## Objective
Set down all of the data exactly as it appears.

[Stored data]

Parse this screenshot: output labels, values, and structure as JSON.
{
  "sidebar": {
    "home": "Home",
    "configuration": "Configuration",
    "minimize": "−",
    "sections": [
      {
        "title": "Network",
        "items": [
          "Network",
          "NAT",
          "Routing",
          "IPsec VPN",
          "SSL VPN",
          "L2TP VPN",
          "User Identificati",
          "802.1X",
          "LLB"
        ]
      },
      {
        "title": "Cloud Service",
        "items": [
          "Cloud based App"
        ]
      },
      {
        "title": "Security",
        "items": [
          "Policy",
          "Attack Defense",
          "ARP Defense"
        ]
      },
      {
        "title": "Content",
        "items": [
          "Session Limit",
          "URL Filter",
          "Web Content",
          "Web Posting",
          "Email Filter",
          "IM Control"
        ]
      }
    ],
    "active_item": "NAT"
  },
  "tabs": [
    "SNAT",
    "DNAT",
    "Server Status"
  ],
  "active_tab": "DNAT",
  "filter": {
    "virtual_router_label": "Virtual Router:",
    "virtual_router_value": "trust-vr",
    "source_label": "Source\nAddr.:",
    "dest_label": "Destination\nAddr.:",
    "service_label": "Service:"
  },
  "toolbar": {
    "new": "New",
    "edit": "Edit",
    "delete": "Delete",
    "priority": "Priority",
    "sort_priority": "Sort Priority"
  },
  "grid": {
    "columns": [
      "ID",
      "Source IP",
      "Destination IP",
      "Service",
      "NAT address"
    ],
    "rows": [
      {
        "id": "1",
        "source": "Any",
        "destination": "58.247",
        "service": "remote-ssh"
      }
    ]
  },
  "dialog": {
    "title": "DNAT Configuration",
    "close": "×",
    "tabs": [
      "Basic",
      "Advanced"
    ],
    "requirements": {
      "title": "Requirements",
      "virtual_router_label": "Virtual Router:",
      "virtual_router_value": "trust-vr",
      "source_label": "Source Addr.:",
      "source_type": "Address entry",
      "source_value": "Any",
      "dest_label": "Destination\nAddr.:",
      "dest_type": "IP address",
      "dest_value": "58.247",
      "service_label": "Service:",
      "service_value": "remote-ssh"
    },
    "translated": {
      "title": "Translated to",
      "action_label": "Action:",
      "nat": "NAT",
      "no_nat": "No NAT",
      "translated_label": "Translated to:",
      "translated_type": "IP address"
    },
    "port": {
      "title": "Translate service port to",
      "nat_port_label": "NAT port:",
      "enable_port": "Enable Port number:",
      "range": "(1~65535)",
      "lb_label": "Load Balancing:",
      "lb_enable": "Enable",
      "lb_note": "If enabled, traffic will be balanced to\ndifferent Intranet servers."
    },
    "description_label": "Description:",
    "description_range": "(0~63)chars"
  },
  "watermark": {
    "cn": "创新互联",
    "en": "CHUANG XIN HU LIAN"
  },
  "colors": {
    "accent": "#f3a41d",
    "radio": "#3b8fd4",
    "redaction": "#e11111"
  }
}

## Expected answer
Parse this screenshot: output labels, values, and structure as JSON.
{
  "sidebar": {
    "home": "Home",
    "configuration": "Configuration",
    "minimize": "−",
    "sections": [
      {
        "title": "Network",
        "items": [
          "Network",
          "NAT",
          "Routing",
          "IPsec VPN",
          "SSL VPN",
          "L2TP VPN",
          "User Identificati",
          "802.1X",
          "LLB"
        ]
      },
      {
        "title": "Cloud Service",
        "items": [
          "Cloud based App"
        ]
      },
      {
        "title": "Security",
        "items": [
          "Policy",
          "Attack Defense",
          "ARP Defense"
        ]
      },
      {
        "title": "Content",
        "items": [
          "Session Limit",
          "URL Filter",
          "Web Content",
          "Web Posting",
          "Email Filter",
          "IM Control"
        ]
      }
    ],
    "active_item": "NAT"
  },
  "tabs": [
    "SNAT",
    "DNAT",
    "Server Status"
  ],
  "active_tab": "DNAT",
  "filter": {
    "virtual_router_label": "Virtual Router:",
    "virtual_router_value": "trust-vr",
    "source_label": "Source\nAddr.:",
    "dest_label": "Destination\nAddr.:",
    "service_label": "Service:"
  },
  "toolbar": {
    "new": "New",
    "edit": "Edit",
    "delete": "Delete",
    "priority": "Priority",
    "sort_priority": "Sort Priority"
  },
  "grid": {
    "columns": [
      "ID",
      "Source IP",
      "Destination IP",
      "Service",
      "NAT address"
    ],
    "rows": [
      {
        "id": "1",
        "source": "Any",
        "destination": "58.247",
        "service": "remote-ssh"
      }
    ]
  },
  "dialog": {
    "title": "DNAT Configuration",
    "close": "×",
    "tabs": [
      "Basic",
      "Advanced"
    ],
    "requirements": {
      "title": "Requirements",
      "virtual_router_label": "Virtual Router:",
      "virtual_router_value": "trust-vr",
      "source_label": "Source Addr.:",
      "source_type": "Address entry",
      "source_value": "Any",
      "dest_label": "Destination\nAddr.:",
      "dest_type": "IP address",
      "dest_value": "58.247",
      "service_label": "Service:",
      "service_value": "remote-ssh"
    },
    "translated": {
      "title": "Translated to",
      "action_label": "Action:",
      "nat": "NAT",
      "no_nat": "No NAT",
      "translated_label": "Translated to:",
      "translated_type": "IP address"
    },
    "port": {
      "title": "Translate service port to",
      "nat_port_label": "NAT port:",
      "enable_port": "Enable Port number:",
      "range": "(1~65535)",
      "lb_label": "Load Balancing:",
      "lb_enable": "Enable",
      "lb_note": "If enabled, traffic will be balanced to\ndifferent Intranet servers."
    },
    "description_label": "Description:",
    "description_range": "(0~63)chars"
  },
  "watermark": {
    "cn": "创新互联",
    "en": "CHUANG XIN HU LIAN"
  },
  "colors": {
    "accent": "#f3a41d",
    "radio": "#3b8fd4",
    "redaction": "#e11111"
  }
}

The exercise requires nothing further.